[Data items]
** begin **

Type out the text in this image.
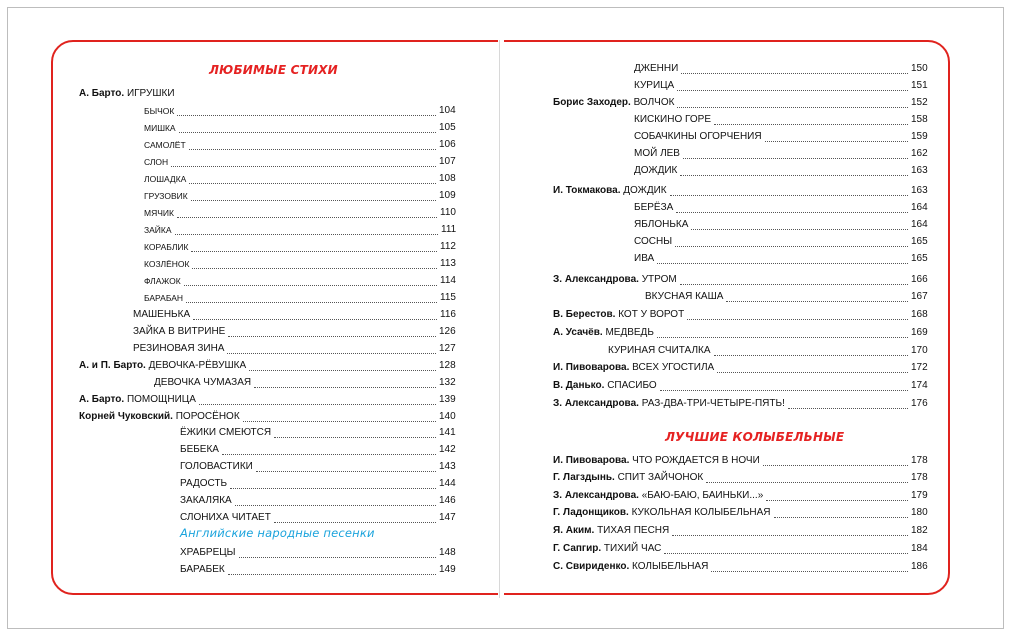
ЛЮБИМЫЕ СТИХИ
Английские народные песенки
ЛУЧШИЕ КОЛЫБЕЛЬНЫЕ
А. Барто. ИГРУШКИ
БЫЧОК	104
МИШКА	105
САМОЛЁТ	106
СЛОН	107
ЛОШАДКА	108
ГРУЗОВИК	109
МЯЧИК	110
ЗАЙКА	111
КОРАБЛИК	112
КОЗЛЁНОК	113
ФЛАЖОК	114
БАРАБАН	115
МАШЕНЬКА	116
ЗАЙКА В ВИТРИНЕ	126
РЕЗИНОВАЯ ЗИНА	127
А. и П. Барто. ДЕВОЧКА-РЁВУШКА	128
ДЕВОЧКА ЧУМАЗАЯ	132
А. Барто. ПОМОЩНИЦА	139
Корней Чуковский. ПОРОСЁНОК	140
ЁЖИКИ СМЕЮТСЯ	141
БЕБЕКА	142
ГОЛОВАСТИКИ	143
РАДОСТЬ	144
ЗАКАЛЯКА	146
СЛОНИХА ЧИТАЕТ	147
ХРАБРЕЦЫ	148
БАРАБЕК	149
ДЖЕННИ	150
КУРИЦА	151
Борис Заходер. ВОЛЧОК	152
КИСКИНО ГОРЕ	158
СОБАЧКИНЫ ОГОРЧЕНИЯ	159
МОЙ ЛЕВ	162
ДОЖДИК	163
И. Токмакова. ДОЖДИК	163
БЕРЁЗА	164
ЯБЛОНЬКА	164
СОСНЫ	165
ИВА	165
З. Александрова. УТРОМ	166
ВКУСНАЯ КАША	167
В. Берестов. КОТ У ВОРОТ	168
А. Усачёв. МЕДВЕДЬ	169
КУРИНАЯ СЧИТАЛКА	170
И. Пивоварова. ВСЕХ УГОСТИЛА	172
В. Данько. СПАСИБО	174
З. Александрова. РАЗ-ДВА-ТРИ-ЧЕТЫРЕ-ПЯТЬ!	176
И. Пивоварова. ЧТО РОЖДАЕТСЯ В НОЧИ	178
Г. Лагздынь. СПИТ ЗАЙЧОНОК	178
З. Александрова. «БАЮ-БАЮ, БАИНЬКИ...»	179
Г. Ладонщиков. КУКОЛЬНАЯ КОЛЫБЕЛЬНАЯ	180
Я. Аким. ТИХАЯ ПЕСНЯ	182
Г. Сапгир. ТИХИЙ ЧАС	184
С. Свириденко. КОЛЫБЕЛЬНАЯ	186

** end **

▸ **Required task**: All of the data above should be quoted exactly, except for the pictures.

▸ **Full response**:
Type out the text in this image.
ЛЮБИМЫЕ СТИХИ
Английские народные песенки
ЛУЧШИЕ КОЛЫБЕЛЬНЫЕ
А. Барто. ИГРУШКИ
БЫЧОК	104
МИШКА	105
САМОЛЁТ	106
СЛОН	107
ЛОШАДКА	108
ГРУЗОВИК	109
МЯЧИК	110
ЗАЙКА	111
КОРАБЛИК	112
КОЗЛЁНОК	113
ФЛАЖОК	114
БАРАБАН	115
МАШЕНЬКА	116
ЗАЙКА В ВИТРИНЕ	126
РЕЗИНОВАЯ ЗИНА	127
А. и П. Барто. ДЕВОЧКА-РЁВУШКА	128
ДЕВОЧКА ЧУМАЗАЯ	132
А. Барто. ПОМОЩНИЦА	139
Корней Чуковский. ПОРОСЁНОК	140
ЁЖИКИ СМЕЮТСЯ	141
БЕБЕКА	142
ГОЛОВАСТИКИ	143
РАДОСТЬ	144
ЗАКАЛЯКА	146
СЛОНИХА ЧИТАЕТ	147
ХРАБРЕЦЫ	148
БАРАБЕК	149
ДЖЕННИ	150
КУРИЦА	151
Борис Заходер. ВОЛЧОК	152
КИСКИНО ГОРЕ	158
СОБАЧКИНЫ ОГОРЧЕНИЯ	159
МОЙ ЛЕВ	162
ДОЖДИК	163
И. Токмакова. ДОЖДИК	163
БЕРЁЗА	164
ЯБЛОНЬКА	164
СОСНЫ	165
ИВА	165
З. Александрова. УТРОМ	166
ВКУСНАЯ КАША	167
В. Берестов. КОТ У ВОРОТ	168
А. Усачёв. МЕДВЕДЬ	169
КУРИНАЯ СЧИТАЛКА	170
И. Пивоварова. ВСЕХ УГОСТИЛА	172
В. Данько. СПАСИБО	174
З. Александрова. РАЗ-ДВА-ТРИ-ЧЕТЫРЕ-ПЯТЬ!	176
И. Пивоварова. ЧТО РОЖДАЕТСЯ В НОЧИ	178
Г. Лагздынь. СПИТ ЗАЙЧОНОК	178
З. Александрова. «БАЮ-БАЮ, БАИНЬКИ...»	179
Г. Ладонщиков. КУКОЛЬНАЯ КОЛЫБЕЛЬНАЯ	180
Я. Аким. ТИХАЯ ПЕСНЯ	182
Г. Сапгир. ТИХИЙ ЧАС	184
С. Свириденко. КОЛЫБЕЛЬНАЯ	186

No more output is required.